>>>

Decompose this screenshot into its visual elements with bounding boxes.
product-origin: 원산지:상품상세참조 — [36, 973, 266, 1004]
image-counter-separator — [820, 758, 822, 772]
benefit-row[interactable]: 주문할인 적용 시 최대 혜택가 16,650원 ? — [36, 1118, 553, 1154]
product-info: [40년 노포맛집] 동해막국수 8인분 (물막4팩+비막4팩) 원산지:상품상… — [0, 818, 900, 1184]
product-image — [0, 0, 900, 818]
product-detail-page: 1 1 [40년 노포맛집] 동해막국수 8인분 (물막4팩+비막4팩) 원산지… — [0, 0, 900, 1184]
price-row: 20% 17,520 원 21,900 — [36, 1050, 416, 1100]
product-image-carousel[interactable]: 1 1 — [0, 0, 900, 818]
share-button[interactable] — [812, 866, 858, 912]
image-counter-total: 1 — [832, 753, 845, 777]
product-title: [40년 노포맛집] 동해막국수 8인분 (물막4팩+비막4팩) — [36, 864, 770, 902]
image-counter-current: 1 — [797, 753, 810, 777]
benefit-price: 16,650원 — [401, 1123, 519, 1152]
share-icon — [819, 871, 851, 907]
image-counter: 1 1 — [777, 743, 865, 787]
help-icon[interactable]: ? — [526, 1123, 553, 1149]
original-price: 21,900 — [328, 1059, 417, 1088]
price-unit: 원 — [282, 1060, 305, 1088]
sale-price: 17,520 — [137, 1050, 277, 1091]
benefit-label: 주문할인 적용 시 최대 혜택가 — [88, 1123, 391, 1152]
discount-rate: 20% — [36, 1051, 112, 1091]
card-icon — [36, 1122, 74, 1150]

<<<

** What is needed **
Reproduce the rows above, unchanged, from the first one through the line that contains "share-button[interactable] — [812, 866, 858, 912]".

** Solution to this exercise **
Decompose this screenshot into its visual elements with bounding boxes.
product-origin: 원산지:상품상세참조 — [36, 973, 266, 1004]
image-counter-separator — [820, 758, 822, 772]
benefit-row[interactable]: 주문할인 적용 시 최대 혜택가 16,650원 ? — [36, 1118, 553, 1154]
product-info: [40년 노포맛집] 동해막국수 8인분 (물막4팩+비막4팩) 원산지:상품상… — [0, 818, 900, 1184]
product-image — [0, 0, 900, 818]
product-detail-page: 1 1 [40년 노포맛집] 동해막국수 8인분 (물막4팩+비막4팩) 원산지… — [0, 0, 900, 1184]
price-row: 20% 17,520 원 21,900 — [36, 1050, 416, 1100]
product-image-carousel[interactable]: 1 1 — [0, 0, 900, 818]
share-button[interactable] — [812, 866, 858, 912]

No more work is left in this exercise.